* Stated task *
Every entry below must be repeated exactly; skip the pictures.

** BEGIN **

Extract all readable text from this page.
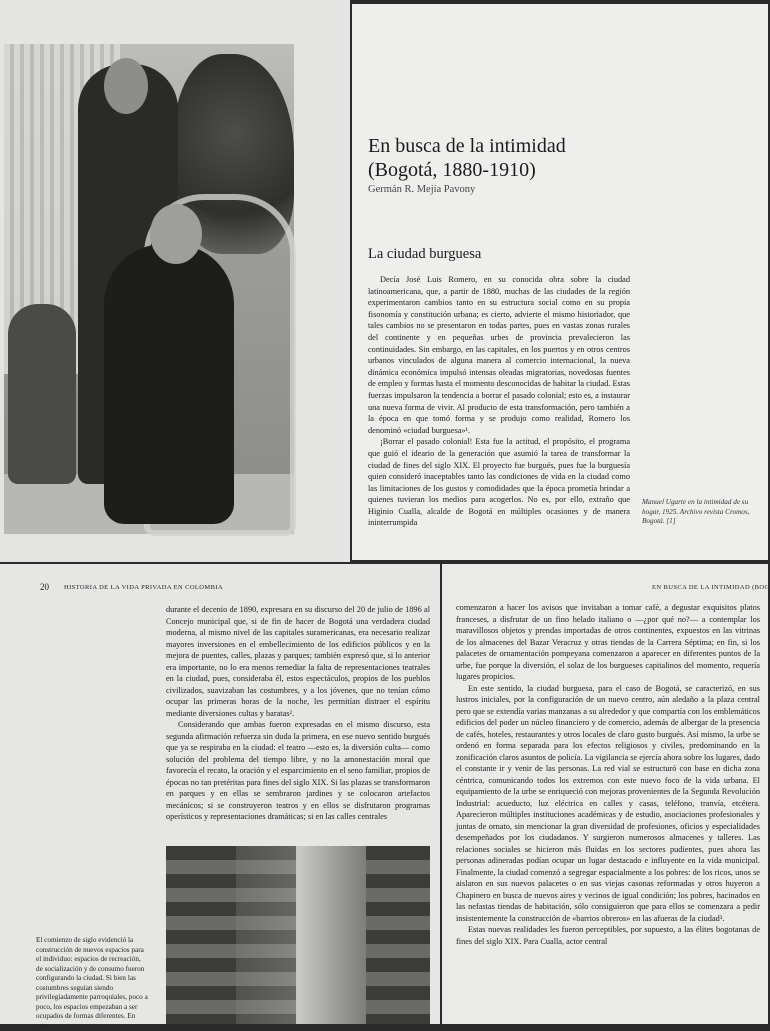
En busca de la intimidad
(Bogotá, 1880-1910)
Germán R. Mejía Pavony
La ciudad burguesa

Decía José Luis Romero, en su conocida obra sobre la ciudad latinoamericana, que, a partir de 1880, muchas de las ciudades de la región experimentaron cambios tanto en su estructura social como en su propia fisonomía y constitución urbana; es cierto, advierte el mismo historiador, que tales cambios no se presentaron en todas partes, pues en vastas zonas rurales del continente y en pequeñas urbes de provincia prevalecieron las continuidades. Sin embargo, en las capitales, en los puertos y en otros centros urbanos vinculados de alguna manera al comercio internacional, la nueva dinámica económica impulsó intensas oleadas migratorias, novedosas fuentes de empleo y formas hasta el momento desconocidas de habitar la ciudad. Estas fuerzas impulsaron la tendencia a borrar el pasado colonial; esto es, a instaurar una nueva forma de vivir. Al producto de esta transformación, pero también a la época en que tomó forma y se produjo como realidad, Romero los denominó «ciudad burguesa»¹.

¡Borrar el pasado colonial! Esta fue la actitud, el propósito, el programa que guió el ideario de la generación que asumió la tarea de transformar la ciudad de fines del siglo XIX. El proyecto fue burgués, pues fue la burguesía quien consideró inaceptables tanto las condiciones de vida en la ciudad como las limitaciones de los gustos y comodidades que la época prometía brindar a quienes tuvieran los medios para acogerlos. No es, por ello, extraño que Higinio Cualla, alcalde de Bogotá en múltiples ocasiones y de manera ininterrumpida

Manuel Ugarte en la intimidad de su hogar, 1925. Archivo revista Cromos, Bogotá. [1]
20 HISTORIA DE LA VIDA PRIVADA EN COLOMBIA

durante el decenio de 1890, expresara en su discurso del 20 de julio de 1896 al Concejo municipal que, si de fin de hacer de Bogotá una verdadera ciudad moderna, al mismo nivel de las capitales suramericanas, era necesario realizar mayores inversiones en el embellecimiento de los edificios públicos y en la mejora de puentes, calles, plazas y parques; también expresó que, si lo anterior era importante, no lo era menos remediar la falta de representaciones teatrales en la ciudad, pues, consideraba él, estos espectáculos, propios de los pueblos civilizados, suavizaban las costumbres, y a los jóvenes, que no tenían cómo ocupar las primeras horas de la noche, les permitían distraer el espíritu mediante diversiones cultas y baratas².

Considerando que ambas fueron expresadas en el mismo discurso, esta segunda afirmación refuerza sin duda la primera, en ese nuevo sentido burgués que ya se respiraba en la ciudad: el teatro —esto es, la diversión culta— como solución del problema del tiempo libre, y no la amonestación moral que favorecía el recato, la oración y el esparcimiento en el seno familiar, propios de épocas no tan pretéritas para fines del siglo XIX. Si las plazas se transformaron en parques y en ellas se sembraron jardines y se colocaron artefactos mecánicos; si se construyeron teatros y en ellos se disfrutaron programas operísticos y representaciones dramáticas; si en las calles centrales

El comienzo de siglo evidenció la construcción de nuevos espacios para el individuo: espacios de recreación, de socialización y de consumo fueron configurando la ciudad. Si bien las costumbres seguían siendo privilegiadamente parroquiales, poco a poco, los espacios empezaban a ser ocupados de formas diferentes. En este
EN BUSCA DE LA INTIMIDAD (BOG

comenzaron a hacer los avisos que invitaban a tomar café, a degustar exquisitos platos franceses, a disfrutar de un fino helado italiano o —¿por qué no?— a contemplar los maravillosos objetos y prendas importadas de otros continentes, expuestos en las vitrinas de los almacenes del Bazar Veracruz y otras tiendas de la Carrera Séptima; en fin, si los palacetes de ornamentación pompeyana comenzaron a aparecer en diferentes puntos de la urbe, fue porque la diversión, el solaz de los burgueses capitalinos del momento, requería lugares propicios.

En este sentido, la ciudad burguesa, para el caso de Bogotá, se caracterizó, en sus lustros iniciales, por la configuración de un nuevo centro, aún aledaño a la plaza central pero que se extendía varias manzanas a su alrededor y que compartía con los emblemáticos edificios del poder un núcleo financiero y de comercio, además de albergar de la presencia de cafés, hoteles, restaurantes y otros locales de claro gusto burgués. Así mismo, la urbe se ordenó en forma separada para los efectos religiosos y civiles, predominando en la zonificación claros asuntos de policía. La vigilancia se ejercía ahora sobre los lugares, dado el constante ir y venir de las personas. La red vial se estructuró con base en dicha zona céntrica, comunicando todos los extremos con este nuevo foco de la vida urbana. El equipamiento de la urbe se enriqueció con mejoras provenientes de la Segunda Revolución Industrial: acueducto, luz eléctrica en calles y casas, teléfono, tranvía, etcétera. Aparecieron múltiples instituciones académicas y de estudio, asociaciones profesionales y juntas de ornato, sin mencionar la gran diversidad de profesiones, oficios y especialidades desempeñados por los ciudadanos. Y surgieron numerosos almacenes y talleres. Las relaciones sociales se hicieron más fluidas en los sectores pudientes, pues ahora las personas adineradas podían ocupar un lugar destacado e influyente en la vida municipal. Finalmente, la ciudad comenzó a segregar espacialmente a los pobres: de los ricos, unos se aislaron en sus nuevos palacetes o en sus viejas casonas reformadas y otros huyeron a Chapinero en busca de nuevos aires y vecinos de igual condición; los pobres, hacinados en las nefastas tiendas de habitación, sólo consiguieron que para ellos se comenzara a pedir insistentemente la construcción de «barrios obreros» en las afueras de la ciudad³.

Estas nuevas realidades les fueron perceptibles, por supuesto, a las élites bogotanas de fines del siglo XIX. Para Cualla, actor central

** END **

* Expected answer *
Extract all readable text from this page.
En busca de la intimidad
(Bogotá, 1880-1910)
Germán R. Mejía Pavony
La ciudad burguesa

Decía José Luis Romero, en su conocida obra sobre la ciudad latinoamericana, que, a partir de 1880, muchas de las ciudades de la región experimentaron cambios tanto en su estructura social como en su propia fisonomía y constitución urbana; es cierto, advierte el mismo historiador, que tales cambios no se presentaron en todas partes, pues en vastas zonas rurales del continente y en pequeñas urbes de provincia prevalecieron las continuidades. Sin embargo, en las capitales, en los puertos y en otros centros urbanos vinculados de alguna manera al comercio internacional, la nueva dinámica económica impulsó intensas oleadas migratorias, novedosas fuentes de empleo y formas hasta el momento desconocidas de habitar la ciudad. Estas fuerzas impulsaron la tendencia a borrar el pasado colonial; esto es, a instaurar una nueva forma de vivir. Al producto de esta transformación, pero también a la época en que tomó forma y se produjo como realidad, Romero los denominó «ciudad burguesa»¹.

¡Borrar el pasado colonial! Esta fue la actitud, el propósito, el programa que guió el ideario de la generación que asumió la tarea de transformar la ciudad de fines del siglo XIX. El proyecto fue burgués, pues fue la burguesía quien consideró inaceptables tanto las condiciones de vida en la ciudad como las limitaciones de los gustos y comodidades que la época prometía brindar a quienes tuvieran los medios para acogerlos. No es, por ello, extraño que Higinio Cualla, alcalde de Bogotá en múltiples ocasiones y de manera ininterrumpida

Manuel Ugarte en la intimidad de su hogar, 1925. Archivo revista Cromos, Bogotá. [1]
20 HISTORIA DE LA VIDA PRIVADA EN COLOMBIA

durante el decenio de 1890, expresara en su discurso del 20 de julio de 1896 al Concejo municipal que, si de fin de hacer de Bogotá una verdadera ciudad moderna, al mismo nivel de las capitales suramericanas, era necesario realizar mayores inversiones en el embellecimiento de los edificios públicos y en la mejora de puentes, calles, plazas y parques; también expresó que, si lo anterior era importante, no lo era menos remediar la falta de representaciones teatrales en la ciudad, pues, consideraba él, estos espectáculos, propios de los pueblos civilizados, suavizaban las costumbres, y a los jóvenes, que no tenían cómo ocupar las primeras horas de la noche, les permitían distraer el espíritu mediante diversiones cultas y baratas².

Considerando que ambas fueron expresadas en el mismo discurso, esta segunda afirmación refuerza sin duda la primera, en ese nuevo sentido burgués que ya se respiraba en la ciudad: el teatro —esto es, la diversión culta— como solución del problema del tiempo libre, y no la amonestación moral que favorecía el recato, la oración y el esparcimiento en el seno familiar, propios de épocas no tan pretéritas para fines del siglo XIX. Si las plazas se transformaron en parques y en ellas se sembraron jardines y se colocaron artefactos mecánicos; si se construyeron teatros y en ellos se disfrutaron programas operísticos y representaciones dramáticas; si en las calles centrales

El comienzo de siglo evidenció la construcción de nuevos espacios para el individuo: espacios de recreación, de socialización y de consumo fueron configurando la ciudad. Si bien las costumbres seguían siendo privilegiadamente parroquiales, poco a poco, los espacios empezaban a ser ocupados de formas diferentes. En este
EN BUSCA DE LA INTIMIDAD (BOG

comenzaron a hacer los avisos que invitaban a tomar café, a degustar exquisitos platos franceses, a disfrutar de un fino helado italiano o —¿por qué no?— a contemplar los maravillosos objetos y prendas importadas de otros continentes, expuestos en las vitrinas de los almacenes del Bazar Veracruz y otras tiendas de la Carrera Séptima; en fin, si los palacetes de ornamentación pompeyana comenzaron a aparecer en diferentes puntos de la urbe, fue porque la diversión, el solaz de los burgueses capitalinos del momento, requería lugares propicios.

En este sentido, la ciudad burguesa, para el caso de Bogotá, se caracterizó, en sus lustros iniciales, por la configuración de un nuevo centro, aún aledaño a la plaza central pero que se extendía varias manzanas a su alrededor y que compartía con los emblemáticos edificios del poder un núcleo financiero y de comercio, además de albergar de la presencia de cafés, hoteles, restaurantes y otros locales de claro gusto burgués. Así mismo, la urbe se ordenó en forma separada para los efectos religiosos y civiles, predominando en la zonificación claros asuntos de policía. La vigilancia se ejercía ahora sobre los lugares, dado el constante ir y venir de las personas. La red vial se estructuró con base en dicha zona céntrica, comunicando todos los extremos con este nuevo foco de la vida urbana. El equipamiento de la urbe se enriqueció con mejoras provenientes de la Segunda Revolución Industrial: acueducto, luz eléctrica en calles y casas, teléfono, tranvía, etcétera. Aparecieron múltiples instituciones académicas y de estudio, asociaciones profesionales y juntas de ornato, sin mencionar la gran diversidad de profesiones, oficios y especialidades desempeñados por los ciudadanos. Y surgieron numerosos almacenes y talleres. Las relaciones sociales se hicieron más fluidas en los sectores pudientes, pues ahora las personas adineradas podían ocupar un lugar destacado e influyente en la vida municipal. Finalmente, la ciudad comenzó a segregar espacialmente a los pobres: de los ricos, unos se aislaron en sus nuevos palacetes o en sus viejas casonas reformadas y otros huyeron a Chapinero en busca de nuevos aires y vecinos de igual condición; los pobres, hacinados en las nefastas tiendas de habitación, sólo consiguieron que para ellos se comenzara a pedir insistentemente la construcción de «barrios obreros» en las afueras de la ciudad³.

Estas nuevas realidades les fueron perceptibles, por supuesto, a las élites bogotanas de fines del siglo XIX. Para Cualla, actor central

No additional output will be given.